## Task directions
Every line holding the string "week" should be gathered.
═══
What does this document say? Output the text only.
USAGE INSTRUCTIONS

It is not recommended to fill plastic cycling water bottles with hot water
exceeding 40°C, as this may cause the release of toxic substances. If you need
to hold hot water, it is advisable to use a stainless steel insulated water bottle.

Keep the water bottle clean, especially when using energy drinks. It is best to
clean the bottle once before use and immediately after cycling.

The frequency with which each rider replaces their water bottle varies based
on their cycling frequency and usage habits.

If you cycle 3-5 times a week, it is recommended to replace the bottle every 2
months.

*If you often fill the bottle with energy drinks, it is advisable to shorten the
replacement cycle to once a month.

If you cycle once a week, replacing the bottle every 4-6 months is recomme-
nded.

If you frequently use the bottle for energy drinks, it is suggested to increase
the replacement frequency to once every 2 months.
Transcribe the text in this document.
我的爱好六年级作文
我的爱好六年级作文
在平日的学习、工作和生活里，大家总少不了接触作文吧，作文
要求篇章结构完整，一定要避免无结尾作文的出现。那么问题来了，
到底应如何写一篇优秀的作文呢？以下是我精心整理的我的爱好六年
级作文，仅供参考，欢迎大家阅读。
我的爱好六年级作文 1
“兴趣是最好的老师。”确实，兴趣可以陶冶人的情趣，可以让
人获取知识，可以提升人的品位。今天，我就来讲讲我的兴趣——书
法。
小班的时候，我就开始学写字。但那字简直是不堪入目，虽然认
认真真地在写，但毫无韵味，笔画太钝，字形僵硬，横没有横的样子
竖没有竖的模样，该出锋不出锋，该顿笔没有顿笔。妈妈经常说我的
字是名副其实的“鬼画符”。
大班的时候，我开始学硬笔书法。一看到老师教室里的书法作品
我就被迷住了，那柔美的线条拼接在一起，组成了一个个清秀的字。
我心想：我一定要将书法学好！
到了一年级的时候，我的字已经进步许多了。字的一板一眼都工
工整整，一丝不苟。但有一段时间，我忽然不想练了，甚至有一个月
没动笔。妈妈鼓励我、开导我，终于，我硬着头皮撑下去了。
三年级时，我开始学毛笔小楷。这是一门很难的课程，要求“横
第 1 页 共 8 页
═══
## Full response
If you cycle 3-5 times a week, it is recommended to replace the bottle every 2
If you cycle once a week, replacing the bottle every 4-6 months is recomme-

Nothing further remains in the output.